__TASK INSTRUCTIONS__
Skip the images and restate every line of the records exactly.

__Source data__
------------------------

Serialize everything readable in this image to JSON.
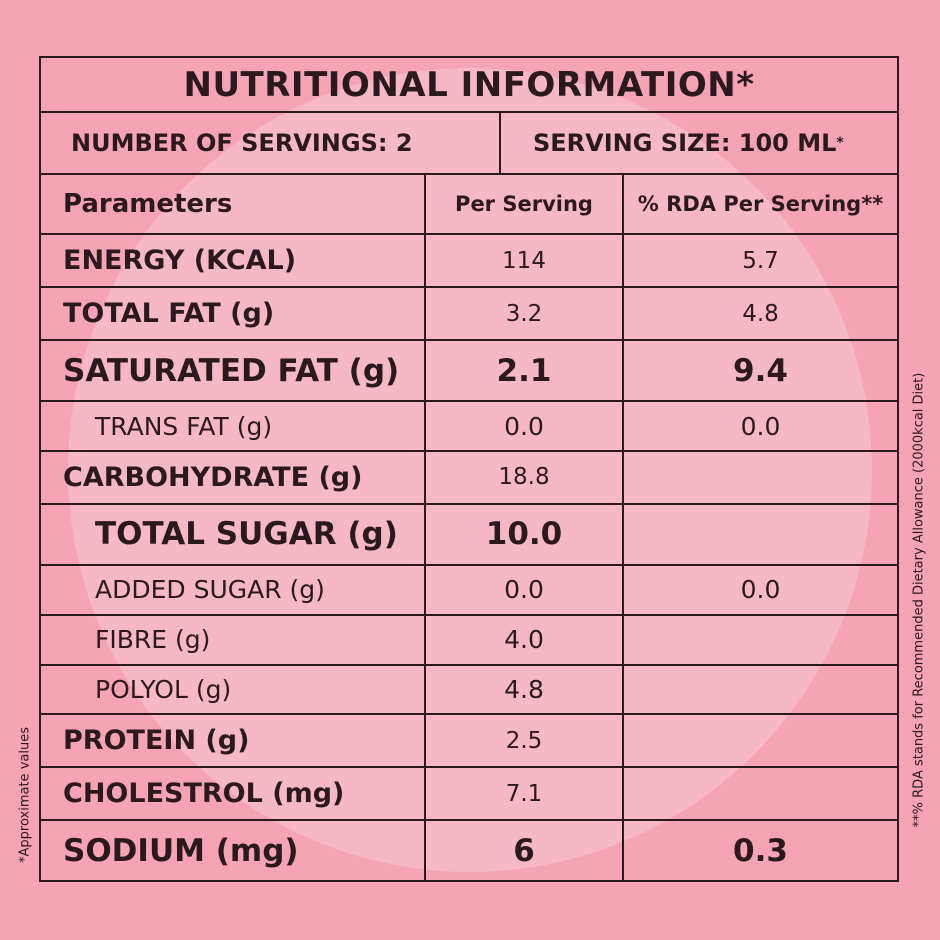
{
  "title": "NUTRITIONAL INFORMATION*",
  "servings": {
    "count_label": "NUMBER OF SERVINGS: 2",
    "size_label": "SERVING SIZE: 100 ML",
    "size_mark": "*"
  },
  "table": {
    "headers": [
      "Parameters",
      "Per Serving",
      "% RDA Per Serving**"
    ],
    "rows": [
      {
        "parameter": "ENERGY (KCAL)",
        "per_serving": "114",
        "rda": "5.7"
      },
      {
        "parameter": "TOTAL FAT (g)",
        "per_serving": "3.2",
        "rda": "4.8"
      },
      {
        "parameter": "SATURATED FAT (g)",
        "per_serving": "2.1",
        "rda": "9.4"
      },
      {
        "parameter": "TRANS FAT (g)",
        "per_serving": "0.0",
        "rda": "0.0"
      },
      {
        "parameter": "CARBOHYDRATE (g)",
        "per_serving": "18.8",
        "rda": ""
      },
      {
        "parameter": "TOTAL SUGAR (g)",
        "per_serving": "10.0",
        "rda": ""
      },
      {
        "parameter": "ADDED SUGAR (g)",
        "per_serving": "0.0",
        "rda": "0.0"
      },
      {
        "parameter": "FIBRE (g)",
        "per_serving": "4.0",
        "rda": ""
      },
      {
        "parameter": "POLYOL (g)",
        "per_serving": "4.8",
        "rda": ""
      },
      {
        "parameter": "PROTEIN (g)",
        "per_serving": "2.5",
        "rda": ""
      },
      {
        "parameter": "CHOLESTROL (mg)",
        "per_serving": "7.1",
        "rda": ""
      },
      {
        "parameter": "SODIUM (mg)",
        "per_serving": "6",
        "rda": "0.3"
      }
    ]
  },
  "notes": {
    "rda_note": "**% RDA stands for Recommended Dietary Allowance (2000kcal Diet)",
    "approx_note": "*Approximate values"
  },
  "colors": {
    "background": "#f5a3b5",
    "circle": "#f7b8c6",
    "ink": "#2a1a1e"
  }
}
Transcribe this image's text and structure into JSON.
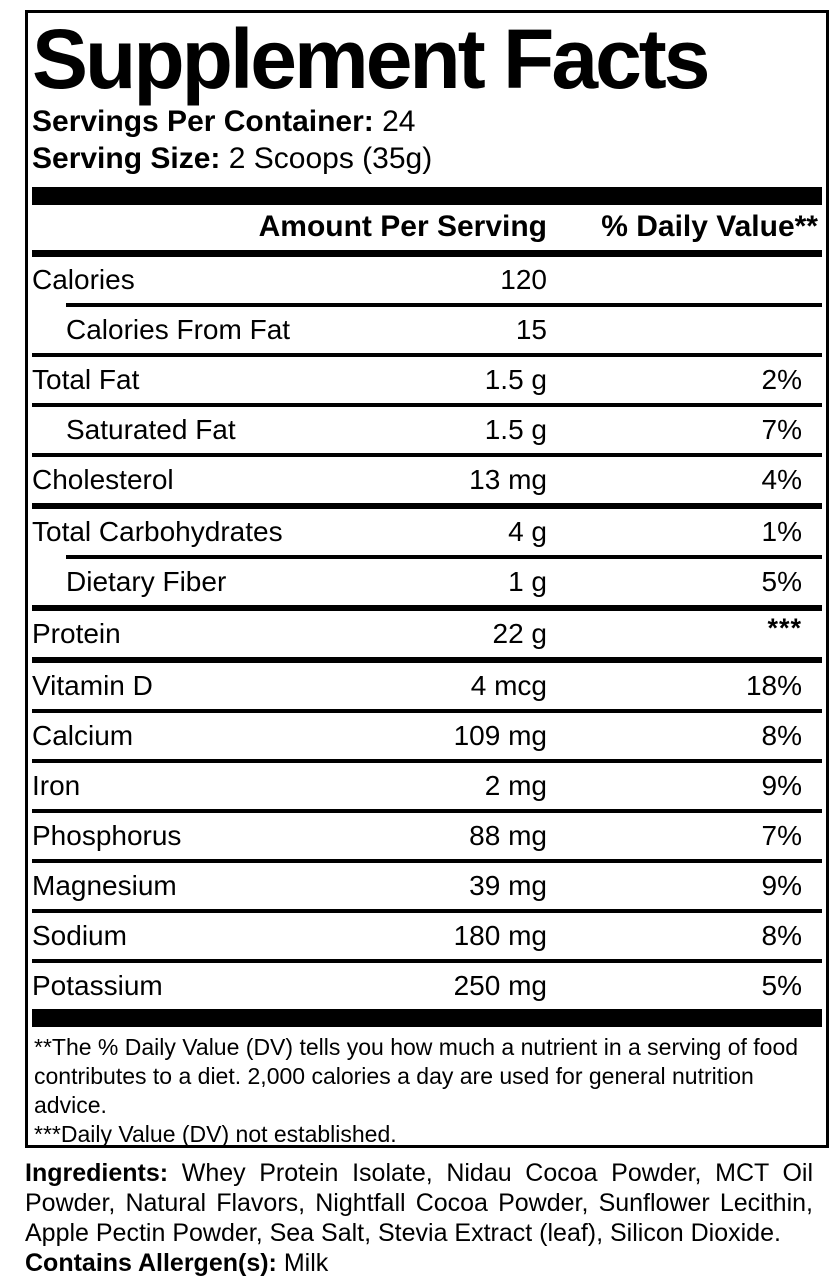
{
  "title": "Supplement Facts",
  "servings": {
    "label": "Servings Per Container:",
    "value": "24"
  },
  "serving_size": {
    "label": "Serving Size:",
    "value": "2 Scoops (35g)"
  },
  "table": {
    "header": {
      "amount": "Amount Per Serving",
      "dv": "% Daily Value**"
    },
    "rows": [
      {
        "name": "Calories",
        "amount": "120",
        "dv": "",
        "indent": false,
        "sep_before": "none"
      },
      {
        "name": "Calories From Fat",
        "amount": "15",
        "dv": "",
        "indent": true,
        "sep_before": "inset"
      },
      {
        "name": "Total Fat",
        "amount": "1.5 g",
        "dv": "2%",
        "indent": false,
        "sep_before": "full"
      },
      {
        "name": "Saturated Fat",
        "amount": "1.5 g",
        "dv": "7%",
        "indent": true,
        "sep_before": "full"
      },
      {
        "name": "Cholesterol",
        "amount": "13 mg",
        "dv": "4%",
        "indent": false,
        "sep_before": "full"
      },
      {
        "name": "Total Carbohydrates",
        "amount": "4 g",
        "dv": "1%",
        "indent": false,
        "sep_before": "thick"
      },
      {
        "name": "Dietary Fiber",
        "amount": "1 g",
        "dv": "5%",
        "indent": true,
        "sep_before": "inset"
      },
      {
        "name": "Protein",
        "amount": "22 g",
        "dv": "***",
        "indent": false,
        "sep_before": "thick",
        "dv_super": true
      },
      {
        "name": "Vitamin D",
        "amount": "4 mcg",
        "dv": "18%",
        "indent": false,
        "sep_before": "thick"
      },
      {
        "name": "Calcium",
        "amount": "109 mg",
        "dv": "8%",
        "indent": false,
        "sep_before": "full"
      },
      {
        "name": "Iron",
        "amount": "2 mg",
        "dv": "9%",
        "indent": false,
        "sep_before": "full"
      },
      {
        "name": "Phosphorus",
        "amount": "88 mg",
        "dv": "7%",
        "indent": false,
        "sep_before": "full"
      },
      {
        "name": "Magnesium",
        "amount": "39 mg",
        "dv": "9%",
        "indent": false,
        "sep_before": "full"
      },
      {
        "name": "Sodium",
        "amount": "180 mg",
        "dv": "8%",
        "indent": false,
        "sep_before": "full"
      },
      {
        "name": "Potassium",
        "amount": "250 mg",
        "dv": "5%",
        "indent": false,
        "sep_before": "full"
      }
    ]
  },
  "footnotes": [
    "**The % Daily Value (DV) tells you how much a nutrient in a serving of food contributes to a diet. 2,000 calories a day are used for general nutrition advice.",
    "***Daily Value (DV) not established."
  ],
  "ingredients": {
    "label": "Ingredients:",
    "text": "Whey Protein Isolate, Nidau Cocoa Powder, MCT Oil Powder, Natural Flavors, Nightfall Cocoa Powder, Sunflower Lecithin, Apple Pectin Powder, Sea Salt, Stevia Extract (leaf), Silicon Dioxide."
  },
  "allergens": {
    "label": "Contains Allergen(s):",
    "value": "Milk"
  },
  "colors": {
    "text": "#000000",
    "background": "#ffffff"
  }
}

------------------------

__ANSWER TO THIS EXERCISE__
Serialize everything readable in this image to JSON.
{
  "title": "NUTRITIONAL INFORMATION*",
  "servings": {
    "count_label": "NUMBER OF SERVINGS: 2",
    "size_label": "SERVING SIZE: 100 ML",
    "size_mark": "*"
  },
  "table": {
    "headers": [
      "Parameters",
      "Per Serving",
      "% RDA Per Serving**"
    ],
    "rows": [
      {
        "parameter": "ENERGY (KCAL)",
        "per_serving": "114",
        "rda": "5.7"
      },
      {
        "parameter": "TOTAL FAT (g)",
        "per_serving": "3.2",
        "rda": "4.8"
      },
      {
        "parameter": "SATURATED FAT (g)",
        "per_serving": "2.1",
        "rda": "9.4"
      },
      {
        "parameter": "TRANS FAT (g)",
        "per_serving": "0.0",
        "rda": "0.0"
      },
      {
        "parameter": "CARBOHYDRATE (g)",
        "per_serving": "18.8",
        "rda": ""
      },
      {
        "parameter": "TOTAL SUGAR (g)",
        "per_serving": "10.0",
        "rda": ""
      },
      {
        "parameter": "ADDED SUGAR (g)",
        "per_serving": "0.0",
        "rda": "0.0"
      },
      {
        "parameter": "FIBRE (g)",
        "per_serving": "4.0",
        "rda": ""
      },
      {
        "parameter": "POLYOL (g)",
        "per_serving": "4.8",
        "rda": ""
      },
      {
        "parameter": "PROTEIN (g)",
        "per_serving": "2.5",
        "rda": ""
      },
      {
        "parameter": "CHOLESTROL (mg)",
        "per_serving": "7.1",
        "rda": ""
      },
      {
        "parameter": "SODIUM (mg)",
        "per_serving": "6",
        "rda": "0.3"
      }
    ]
  },
  "notes": {
    "rda_note": "**% RDA stands for Recommended Dietary Allowance (2000kcal Diet)",
    "approx_note": "*Approximate values"
  },
  "colors": {
    "background": "#f5a3b5",
    "circle": "#f7b8c6",
    "ink": "#2a1a1e"
  }
}
Transcribe this image's text and structure into JSON.
{
  "title": "Supplement Facts",
  "servings": {
    "label": "Servings Per Container:",
    "value": "24"
  },
  "serving_size": {
    "label": "Serving Size:",
    "value": "2 Scoops (35g)"
  },
  "table": {
    "header": {
      "amount": "Amount Per Serving",
      "dv": "% Daily Value**"
    },
    "rows": [
      {
        "name": "Calories",
        "amount": "120",
        "dv": "",
        "indent": false,
        "sep_before": "none"
      },
      {
        "name": "Calories From Fat",
        "amount": "15",
        "dv": "",
        "indent": true,
        "sep_before": "inset"
      },
      {
        "name": "Total Fat",
        "amount": "1.5 g",
        "dv": "2%",
        "indent": false,
        "sep_before": "full"
      },
      {
        "name": "Saturated Fat",
        "amount": "1.5 g",
        "dv": "7%",
        "indent": true,
        "sep_before": "full"
      },
      {
        "name": "Cholesterol",
        "amount": "13 mg",
        "dv": "4%",
        "indent": false,
        "sep_before": "full"
      },
      {
        "name": "Total Carbohydrates",
        "amount": "4 g",
        "dv": "1%",
        "indent": false,
        "sep_before": "thick"
      },
      {
        "name": "Dietary Fiber",
        "amount": "1 g",
        "dv": "5%",
        "indent": true,
        "sep_before": "inset"
      },
      {
        "name": "Protein",
        "amount": "22 g",
        "dv": "***",
        "indent": false,
        "sep_before": "thick",
        "dv_super": true
      },
      {
        "name": "Vitamin D",
        "amount": "4 mcg",
        "dv": "18%",
        "indent": false,
        "sep_before": "thick"
      },
      {
        "name": "Calcium",
        "amount": "109 mg",
        "dv": "8%",
        "indent": false,
        "sep_before": "full"
      },
      {
        "name": "Iron",
        "amount": "2 mg",
        "dv": "9%",
        "indent": false,
        "sep_before": "full"
      },
      {
        "name": "Phosphorus",
        "amount": "88 mg",
        "dv": "7%",
        "indent": false,
        "sep_before": "full"
      },
      {
        "name": "Magnesium",
        "amount": "39 mg",
        "dv": "9%",
        "indent": false,
        "sep_before": "full"
      },
      {
        "name": "Sodium",
        "amount": "180 mg",
        "dv": "8%",
        "indent": false,
        "sep_before": "full"
      },
      {
        "name": "Potassium",
        "amount": "250 mg",
        "dv": "5%",
        "indent": false,
        "sep_before": "full"
      }
    ]
  },
  "footnotes": [
    "**The % Daily Value (DV) tells you how much a nutrient in a serving of food contributes to a diet. 2,000 calories a day are used for general nutrition advice.",
    "***Daily Value (DV) not established."
  ],
  "ingredients": {
    "label": "Ingredients:",
    "text": "Whey Protein Isolate, Nidau Cocoa Powder, MCT Oil Powder, Natural Flavors, Nightfall Cocoa Powder, Sunflower Lecithin, Apple Pectin Powder, Sea Salt, Stevia Extract (leaf), Silicon Dioxide."
  },
  "allergens": {
    "label": "Contains Allergen(s):",
    "value": "Milk"
  },
  "colors": {
    "text": "#000000",
    "background": "#ffffff"
  }
}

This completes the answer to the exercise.